» **The request**
Below are entries to be transcribed exactly; exclude the pictures from the copy.

(Some records)
====================

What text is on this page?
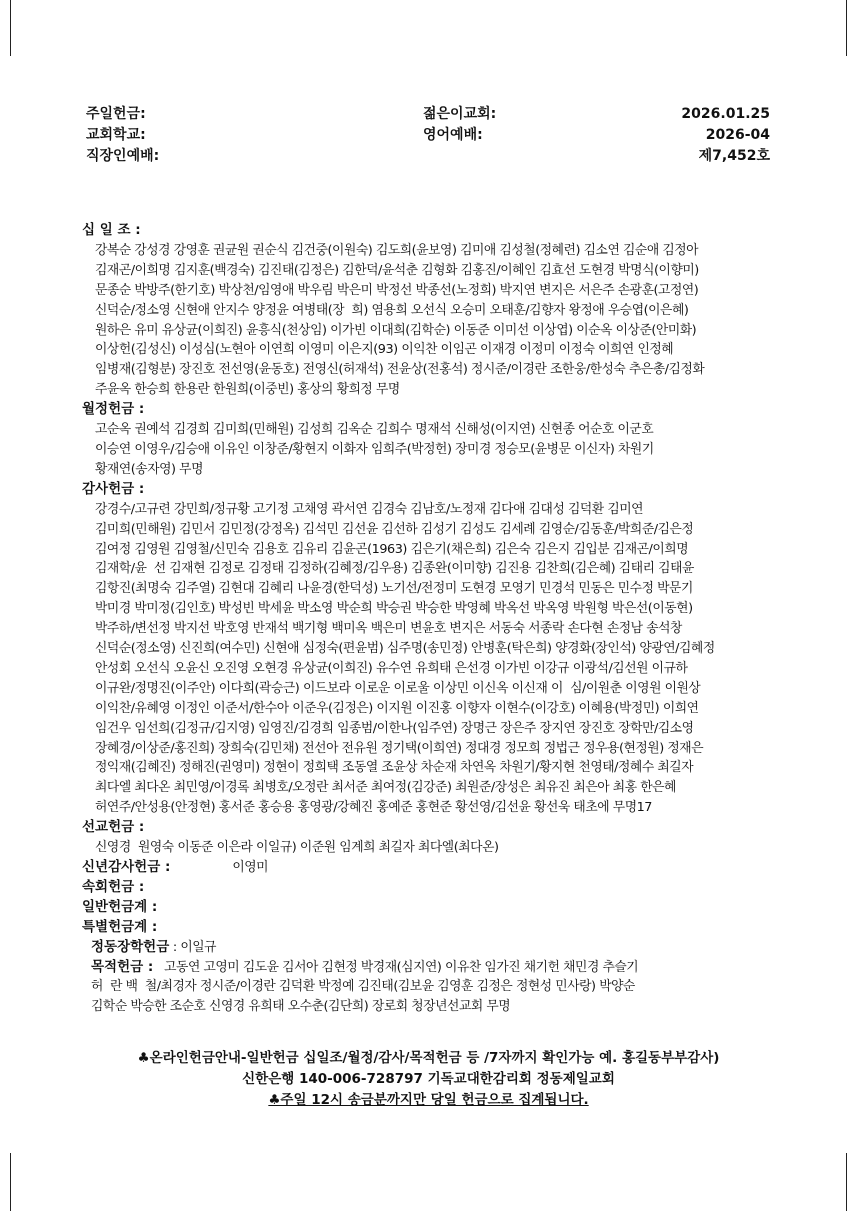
주일헌금:
교회학교:
직장인예배:
젊은이교회:
영어예배:
2026.01.25
2026-04
제7,452호
십 일 조 :
강복순 강성경 강영훈 권균원 권순식 김건중(이원숙) 김도희(윤보영) 김미애 김성철(정혜련) 김소연 김순애 김정아
김재곤/이희명 김지훈(백경숙) 김진태(김정은) 김한덕/윤석춘 김형화 김홍진/이혜인 김효선 도현경 박명식(이향미)
문종순 박방주(한기호) 박상천/임영애 박우림 박은미 박정선 박종선(노정희) 박지연 변지은 서은주 손광훈(고정연)
신덕순/정소영 신현애 안지수 양정윤 여병태(장  희) 염용희 오선식 오승미 오태훈/김향자 왕정애 우승엽(이은혜)
원하은 유미 유상균(이희진) 윤흥식(천상임) 이가빈 이대희(김학순) 이동준 이미선 이상엽) 이순옥 이상준(안미화)
이상헌(김성신) 이성심(노현아 이연희 이영미 이은지(93) 이익찬 이임곤 이재경 이정미 이정숙 이희연 인정혜
임병재(김형분) 장진호 전선영(윤동호) 전영신(허재석) 전윤상(전홍석) 정시준/이경란 조한웅/한성숙 추은총/김정화
주윤옥 한승희 한용란 한원희(이중빈) 홍상의 황희정 무명
월정헌금 :
고순옥 권예석 김경희 김미희(민해원) 김성희 김옥순 김희수 명재석 신해성(이지연) 신현종 어순호 이군호
이승연 이영우/김승애 이유인 이창준/황현지 이화자 임희주(박정헌) 장미경 정승모(윤병문 이신자) 차원기
황재연(송자영) 무명
감사헌금 :
강경수/고규련 강민희/정규황 고기정 고채영 곽서연 김경숙 김남호/노정재 김다애 김대성 김덕환 김미연
김미희(민해원) 김민서 김민정(강정옥) 김석민 김선윤 김선하 김성기 김성도 김세례 김영순/김동훈/박희준/김은정
김여정 김영원 김영철/신민숙 김용호 김유리 김윤곤(1963) 김은기(채은희) 김은숙 김은지 김입분 김재곤/이희명
김재학/윤  선 김재현 김정로 김정태 김정하(김혜정/김우용) 김종완(이미향) 김진용 김찬희(김은혜) 김태리 김태윤
김항진(최명숙 김주열) 김현대 김혜리 나윤경(한덕성) 노기선/전정미 도현경 모영기 민경석 민동은 민수정 박문기
박미경 박미정(김인호) 박성빈 박세윤 박소영 박순희 박승권 박승한 박영혜 박옥선 박옥영 박원형 박은선(이동현)
박주하/변선정 박지선 박호영 반재석 백기형 백미옥 백은미 변윤호 변지은 서동숙 서종락 손다현 손정남 송석창
신덕순(정소영) 신진희(여수민) 신현애 심정숙(편윤범) 심주명(송민정) 안병훈(탁은희) 양경화(장인석) 양광연/김혜정
안성회 오선식 오윤신 오진영 오현경 유상균(이희진) 유수연 유희태 은선경 이가빈 이강규 이광석/김선원 이규하
이규완/정명진(이주안) 이다희(곽승근) 이드보라 이로운 이로울 이상민 이신옥 이신재 이  심/이원춘 이영원 이원상
이익찬/유혜영 이정인 이준서/한수아 이준우(김정은) 이지원 이진홍 이향자 이현수(이강호) 이혜용(박정민) 이희연
임건우 임선희(김정규/김지영) 임영진/김경희 임종범/이한나(임주연) 장명근 장은주 장지연 장진호 장학만/김소영
장혜경/이상준/홍진희) 장희숙(김민채) 전선아 전유원 정기택(이희연) 정대경 정모희 정법근 정우용(현정원) 정재은
정익재(김혜진) 정해진(권영미) 정현이 정희택 조동열 조윤상 차순재 차연옥 차원기/황지현 천영태/정혜수 최길자
최다엘 최다온 최민영/이경록 최병호/오정란 최서준 최여정(김강준) 최원준/장성은 최유진 최은아 최홍 한은혜
허연주/안성용(안정현) 홍서준 홍승용 홍영광/강혜진 홍예준 홍현준 황선영/김선윤 황선욱 태초에 무명17
선교헌금 :
신영경  원영숙 이동준 이은라 이일규) 이준원 임계희 최길자 최다엘(최다온)
신년감사헌금 :	이영미
속회헌금 :
일반헌금계 :
특별헌금계 :
정동장학헌금 : 이일규
목적헌금 :   고동연 고영미 김도윤 김서아 김현정 박경재(심지연) 이유찬 임가진 채기헌 채민경 추슬기
허  란 백  철/최경자 정시준/이경란 김덕환 박정예 김진태(김보윤 김영훈 김정은 정현성 민사랑) 박양순
김학순 박승한 조순호 신영경 유희태 오수춘(김단희) 장로회 청장년선교회 무명
♣온라인헌금안내-일반헌금 십일조/월정/감사/목적헌금 등 /7자까지 확인가능 예. 홍길동부부감사)
신한은행 140-006-728797 기독교대한감리회 정동제일교회
♣주일 12시 송금분까지만 당일 헌금으로 집계됩니다.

====================

» **Complete output**
What text is on this page?
주일헌금:
교회학교:
직장인예배:
젊은이교회:
영어예배:
2026.01.25
2026-04
제7,452호
십 일 조 :
강복순 강성경 강영훈 권균원 권순식 김건중(이원숙) 김도희(윤보영) 김미애 김성철(정혜련) 김소연 김순애 김정아
김재곤/이희명 김지훈(백경숙) 김진태(김정은) 김한덕/윤석춘 김형화 김홍진/이혜인 김효선 도현경 박명식(이향미)
문종순 박방주(한기호) 박상천/임영애 박우림 박은미 박정선 박종선(노정희) 박지연 변지은 서은주 손광훈(고정연)
신덕순/정소영 신현애 안지수 양정윤 여병태(장  희) 염용희 오선식 오승미 오태훈/김향자 왕정애 우승엽(이은혜)
원하은 유미 유상균(이희진) 윤흥식(천상임) 이가빈 이대희(김학순) 이동준 이미선 이상엽) 이순옥 이상준(안미화)
이상헌(김성신) 이성심(노현아 이연희 이영미 이은지(93) 이익찬 이임곤 이재경 이정미 이정숙 이희연 인정혜
임병재(김형분) 장진호 전선영(윤동호) 전영신(허재석) 전윤상(전홍석) 정시준/이경란 조한웅/한성숙 추은총/김정화
주윤옥 한승희 한용란 한원희(이중빈) 홍상의 황희정 무명
월정헌금 :
고순옥 권예석 김경희 김미희(민해원) 김성희 김옥순 김희수 명재석 신해성(이지연) 신현종 어순호 이군호
이승연 이영우/김승애 이유인 이창준/황현지 이화자 임희주(박정헌) 장미경 정승모(윤병문 이신자) 차원기
황재연(송자영) 무명
감사헌금 :
강경수/고규련 강민희/정규황 고기정 고채영 곽서연 김경숙 김남호/노정재 김다애 김대성 김덕환 김미연
김미희(민해원) 김민서 김민정(강정옥) 김석민 김선윤 김선하 김성기 김성도 김세례 김영순/김동훈/박희준/김은정
김여정 김영원 김영철/신민숙 김용호 김유리 김윤곤(1963) 김은기(채은희) 김은숙 김은지 김입분 김재곤/이희명
김재학/윤  선 김재현 김정로 김정태 김정하(김혜정/김우용) 김종완(이미향) 김진용 김찬희(김은혜) 김태리 김태윤
김항진(최명숙 김주열) 김현대 김혜리 나윤경(한덕성) 노기선/전정미 도현경 모영기 민경석 민동은 민수정 박문기
박미경 박미정(김인호) 박성빈 박세윤 박소영 박순희 박승권 박승한 박영혜 박옥선 박옥영 박원형 박은선(이동현)
박주하/변선정 박지선 박호영 반재석 백기형 백미옥 백은미 변윤호 변지은 서동숙 서종락 손다현 손정남 송석창
신덕순(정소영) 신진희(여수민) 신현애 심정숙(편윤범) 심주명(송민정) 안병훈(탁은희) 양경화(장인석) 양광연/김혜정
안성회 오선식 오윤신 오진영 오현경 유상균(이희진) 유수연 유희태 은선경 이가빈 이강규 이광석/김선원 이규하
이규완/정명진(이주안) 이다희(곽승근) 이드보라 이로운 이로울 이상민 이신옥 이신재 이  심/이원춘 이영원 이원상
이익찬/유혜영 이정인 이준서/한수아 이준우(김정은) 이지원 이진홍 이향자 이현수(이강호) 이혜용(박정민) 이희연
임건우 임선희(김정규/김지영) 임영진/김경희 임종범/이한나(임주연) 장명근 장은주 장지연 장진호 장학만/김소영
장혜경/이상준/홍진희) 장희숙(김민채) 전선아 전유원 정기택(이희연) 정대경 정모희 정법근 정우용(현정원) 정재은
정익재(김혜진) 정해진(권영미) 정현이 정희택 조동열 조윤상 차순재 차연옥 차원기/황지현 천영태/정혜수 최길자
최다엘 최다온 최민영/이경록 최병호/오정란 최서준 최여정(김강준) 최원준/장성은 최유진 최은아 최홍 한은혜
허연주/안성용(안정현) 홍서준 홍승용 홍영광/강혜진 홍예준 홍현준 황선영/김선윤 황선욱 태초에 무명17
선교헌금 :
신영경  원영숙 이동준 이은라 이일규) 이준원 임계희 최길자 최다엘(최다온)
신년감사헌금 :	이영미
속회헌금 :
일반헌금계 :
특별헌금계 :
정동장학헌금 : 이일규
목적헌금 :   고동연 고영미 김도윤 김서아 김현정 박경재(심지연) 이유찬 임가진 채기헌 채민경 추슬기
허  란 백  철/최경자 정시준/이경란 김덕환 박정예 김진태(김보윤 김영훈 김정은 정현성 민사랑) 박양순
김학순 박승한 조순호 신영경 유희태 오수춘(김단희) 장로회 청장년선교회 무명
♣온라인헌금안내-일반헌금 십일조/월정/감사/목적헌금 등 /7자까지 확인가능 예. 홍길동부부감사)
신한은행 140-006-728797 기독교대한감리회 정동제일교회
♣주일 12시 송금분까지만 당일 헌금으로 집계됩니다.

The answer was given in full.